+++ Provided passage

Fresh vegetable exports to China from Australia
Australia is a world leader in growing technology and invests heavily in research and development (R&D), which has led to increased crop yields and farms where less and less human labour is required. However, Australia will never be able to compete with local Chinese vegetable production regarding labour and production cost. As such, a greater focus should be placed on differentiating Australia’s products, allowing Chinese markets to be secured using factors other than price.
Chinese women are an important demographic group as far as food consumption is concerned. It is estimated that women in China hold about 60% of spending power and that they determine 78% of daily purchases in households. Research shows that 83% of Chinese middle-class consumers are willing to pay more for safe food products. This is a clear opportunity for Australian vegetable exporters, who while not competitive on price, are able to market their products with a safety guarantee to Chinese middle-class consumers.

++++++
+++ Recorded data

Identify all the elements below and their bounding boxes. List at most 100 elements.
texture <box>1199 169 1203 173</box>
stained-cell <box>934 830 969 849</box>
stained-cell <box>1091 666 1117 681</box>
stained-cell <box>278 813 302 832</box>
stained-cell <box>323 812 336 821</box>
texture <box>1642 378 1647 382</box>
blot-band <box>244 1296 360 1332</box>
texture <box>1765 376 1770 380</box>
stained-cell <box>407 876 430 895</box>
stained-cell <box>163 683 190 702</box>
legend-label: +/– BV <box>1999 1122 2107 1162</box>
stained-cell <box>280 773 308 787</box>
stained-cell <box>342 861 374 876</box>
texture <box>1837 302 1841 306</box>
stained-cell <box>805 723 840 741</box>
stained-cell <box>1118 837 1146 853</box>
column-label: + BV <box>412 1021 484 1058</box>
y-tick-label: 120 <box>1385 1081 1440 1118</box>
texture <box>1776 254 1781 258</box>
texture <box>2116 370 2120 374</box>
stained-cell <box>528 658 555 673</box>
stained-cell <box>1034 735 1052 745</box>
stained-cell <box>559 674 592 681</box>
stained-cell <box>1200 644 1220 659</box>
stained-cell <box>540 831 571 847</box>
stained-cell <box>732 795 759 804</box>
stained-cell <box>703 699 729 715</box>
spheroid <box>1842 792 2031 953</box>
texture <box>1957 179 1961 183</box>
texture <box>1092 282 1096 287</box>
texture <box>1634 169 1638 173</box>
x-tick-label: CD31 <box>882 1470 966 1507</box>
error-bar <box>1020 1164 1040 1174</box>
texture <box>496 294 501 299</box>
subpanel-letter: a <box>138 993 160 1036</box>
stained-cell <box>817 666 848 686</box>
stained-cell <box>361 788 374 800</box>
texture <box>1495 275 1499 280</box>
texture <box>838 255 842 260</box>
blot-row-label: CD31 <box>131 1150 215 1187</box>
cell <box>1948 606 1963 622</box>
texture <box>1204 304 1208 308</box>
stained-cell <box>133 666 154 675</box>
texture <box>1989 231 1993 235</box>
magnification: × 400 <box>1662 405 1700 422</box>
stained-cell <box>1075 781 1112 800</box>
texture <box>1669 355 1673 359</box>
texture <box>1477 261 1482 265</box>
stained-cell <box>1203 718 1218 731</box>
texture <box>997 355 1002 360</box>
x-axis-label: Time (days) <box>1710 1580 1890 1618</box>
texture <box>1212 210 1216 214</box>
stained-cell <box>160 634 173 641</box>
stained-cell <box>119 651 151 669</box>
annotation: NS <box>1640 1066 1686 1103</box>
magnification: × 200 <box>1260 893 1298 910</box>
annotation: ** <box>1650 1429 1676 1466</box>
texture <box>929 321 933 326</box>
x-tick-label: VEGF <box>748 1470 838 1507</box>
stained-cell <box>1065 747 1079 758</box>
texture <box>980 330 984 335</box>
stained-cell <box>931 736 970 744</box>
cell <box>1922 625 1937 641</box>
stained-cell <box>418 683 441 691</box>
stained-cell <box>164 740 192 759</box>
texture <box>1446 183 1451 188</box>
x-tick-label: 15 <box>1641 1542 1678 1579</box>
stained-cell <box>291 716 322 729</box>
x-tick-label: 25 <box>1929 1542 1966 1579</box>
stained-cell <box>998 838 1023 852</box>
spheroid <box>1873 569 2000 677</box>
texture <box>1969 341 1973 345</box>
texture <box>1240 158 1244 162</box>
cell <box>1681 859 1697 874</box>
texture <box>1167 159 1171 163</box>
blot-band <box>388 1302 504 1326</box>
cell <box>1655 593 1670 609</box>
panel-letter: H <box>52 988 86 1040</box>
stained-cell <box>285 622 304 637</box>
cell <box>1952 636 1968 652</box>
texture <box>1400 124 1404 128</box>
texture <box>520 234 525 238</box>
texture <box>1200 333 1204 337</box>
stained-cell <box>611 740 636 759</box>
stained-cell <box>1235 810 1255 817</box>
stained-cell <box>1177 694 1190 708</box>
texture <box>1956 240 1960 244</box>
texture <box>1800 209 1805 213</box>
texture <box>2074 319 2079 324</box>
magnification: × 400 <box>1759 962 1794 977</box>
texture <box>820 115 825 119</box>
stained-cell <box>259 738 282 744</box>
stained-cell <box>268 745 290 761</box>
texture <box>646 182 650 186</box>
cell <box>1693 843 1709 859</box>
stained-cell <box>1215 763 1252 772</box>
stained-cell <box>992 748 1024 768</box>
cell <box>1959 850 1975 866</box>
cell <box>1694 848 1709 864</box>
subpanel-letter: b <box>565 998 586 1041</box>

++++++

= Exercises =
a) Edit the stretch from "Chinese women are" through "Chinese middle-class consumers." in the text on vegetable exports to China, putting "Australian produce exporters" where "Australian vegetable exporters" appears.
b) According to the text on vegetable exports to China, what share of daily household purchases are Chinese women estimated to determine?

= Answer list =
a)
Chinese women are an important demographic group as far as food consumption is concerned. It is estimated that women in China hold about 60% of spending power and that they determine 78% of daily purchases in households. Research shows that 83% of Chinese middle-class consumers are willing to pay more for safe food products. This is a clear opportunity for Australian produce exporters, who while not competitive on price, are able to market their products with a safety guarantee to Chinese middle-class consumers.

b) 78%